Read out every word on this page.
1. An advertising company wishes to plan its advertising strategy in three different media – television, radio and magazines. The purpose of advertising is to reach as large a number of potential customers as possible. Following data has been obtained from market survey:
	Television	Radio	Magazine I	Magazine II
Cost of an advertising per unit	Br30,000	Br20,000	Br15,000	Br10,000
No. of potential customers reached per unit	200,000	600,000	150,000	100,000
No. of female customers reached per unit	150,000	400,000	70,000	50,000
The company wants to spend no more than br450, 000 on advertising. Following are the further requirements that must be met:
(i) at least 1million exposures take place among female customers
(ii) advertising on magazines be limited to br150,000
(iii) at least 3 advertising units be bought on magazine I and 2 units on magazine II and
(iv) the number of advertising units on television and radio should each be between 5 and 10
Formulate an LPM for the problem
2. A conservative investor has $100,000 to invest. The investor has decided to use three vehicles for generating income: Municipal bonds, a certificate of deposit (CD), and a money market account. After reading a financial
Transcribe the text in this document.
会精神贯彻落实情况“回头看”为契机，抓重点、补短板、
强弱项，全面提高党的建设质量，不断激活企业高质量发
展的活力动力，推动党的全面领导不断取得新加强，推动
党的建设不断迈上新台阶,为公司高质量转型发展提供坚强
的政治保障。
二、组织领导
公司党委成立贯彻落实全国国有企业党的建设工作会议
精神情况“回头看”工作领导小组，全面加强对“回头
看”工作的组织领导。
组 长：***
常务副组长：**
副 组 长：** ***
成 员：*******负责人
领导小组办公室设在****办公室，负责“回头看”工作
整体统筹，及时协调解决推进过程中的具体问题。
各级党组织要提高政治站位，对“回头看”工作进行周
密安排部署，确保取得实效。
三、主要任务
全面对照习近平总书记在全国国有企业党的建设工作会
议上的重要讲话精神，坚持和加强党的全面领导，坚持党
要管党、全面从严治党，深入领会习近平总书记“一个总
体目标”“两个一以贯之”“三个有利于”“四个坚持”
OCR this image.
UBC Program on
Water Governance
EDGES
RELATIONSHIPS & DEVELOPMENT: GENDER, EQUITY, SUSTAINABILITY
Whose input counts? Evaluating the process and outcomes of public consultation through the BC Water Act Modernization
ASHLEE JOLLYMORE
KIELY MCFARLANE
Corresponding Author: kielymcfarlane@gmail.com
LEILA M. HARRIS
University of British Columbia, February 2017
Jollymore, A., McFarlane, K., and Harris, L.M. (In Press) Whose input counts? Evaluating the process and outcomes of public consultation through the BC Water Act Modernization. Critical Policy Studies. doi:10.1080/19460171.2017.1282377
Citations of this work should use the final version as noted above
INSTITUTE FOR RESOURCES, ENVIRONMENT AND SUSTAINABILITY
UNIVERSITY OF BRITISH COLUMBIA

* EXERCISE AIM
Using the listing above, reproduce each line without omission.

* FINISHED EXERCISE
Read out every word on this page.
1. An advertising company wishes to plan its advertising strategy in three different media – television, radio and magazines. The purpose of advertising is to reach as large a number of potential customers as possible. Following data has been obtained from market survey:
	Television	Radio	Magazine I	Magazine II
Cost of an advertising per unit	Br30,000	Br20,000	Br15,000	Br10,000
No. of potential customers reached per unit	200,000	600,000	150,000	100,000
No. of female customers reached per unit	150,000	400,000	70,000	50,000
The company wants to spend no more than br450, 000 on advertising. Following are the further requirements that must be met:
(i) at least 1million exposures take place among female customers
(ii) advertising on magazines be limited to br150,000
(iii) at least 3 advertising units be bought on magazine I and 2 units on magazine II and
(iv) the number of advertising units on television and radio should each be between 5 and 10
Formulate an LPM for the problem
2. A conservative investor has $100,000 to invest. The investor has decided to use three vehicles for generating income: Municipal bonds, a certificate of deposit (CD), and a money market account. After reading a financial
Transcribe the text in this document.
会精神贯彻落实情况“回头看”为契机，抓重点、补短板、
强弱项，全面提高党的建设质量，不断激活企业高质量发
展的活力动力，推动党的全面领导不断取得新加强，推动
党的建设不断迈上新台阶,为公司高质量转型发展提供坚强
的政治保障。
二、组织领导
公司党委成立贯彻落实全国国有企业党的建设工作会议
精神情况“回头看”工作领导小组，全面加强对“回头
看”工作的组织领导。
组 长：***
常务副组长：**
副 组 长：** ***
成 员：*******负责人
领导小组办公室设在****办公室，负责“回头看”工作
整体统筹，及时协调解决推进过程中的具体问题。
各级党组织要提高政治站位，对“回头看”工作进行周
密安排部署，确保取得实效。
三、主要任务
全面对照习近平总书记在全国国有企业党的建设工作会
议上的重要讲话精神，坚持和加强党的全面领导，坚持党
要管党、全面从严治党，深入领会习近平总书记“一个总
体目标”“两个一以贯之”“三个有利于”“四个坚持”
OCR this image.
UBC Program on
Water Governance
EDGES
RELATIONSHIPS & DEVELOPMENT: GENDER, EQUITY, SUSTAINABILITY
Whose input counts? Evaluating the process and outcomes of public consultation through the BC Water Act Modernization
ASHLEE JOLLYMORE
KIELY MCFARLANE
Corresponding Author: kielymcfarlane@gmail.com
LEILA M. HARRIS
University of British Columbia, February 2017
Jollymore, A., McFarlane, K., and Harris, L.M. (In Press) Whose input counts? Evaluating the process and outcomes of public consultation through the BC Water Act Modernization. Critical Policy Studies. doi:10.1080/19460171.2017.1282377
Citations of this work should use the final version as noted above
INSTITUTE FOR RESOURCES, ENVIRONMENT AND SUSTAINABILITY
UNIVERSITY OF BRITISH COLUMBIA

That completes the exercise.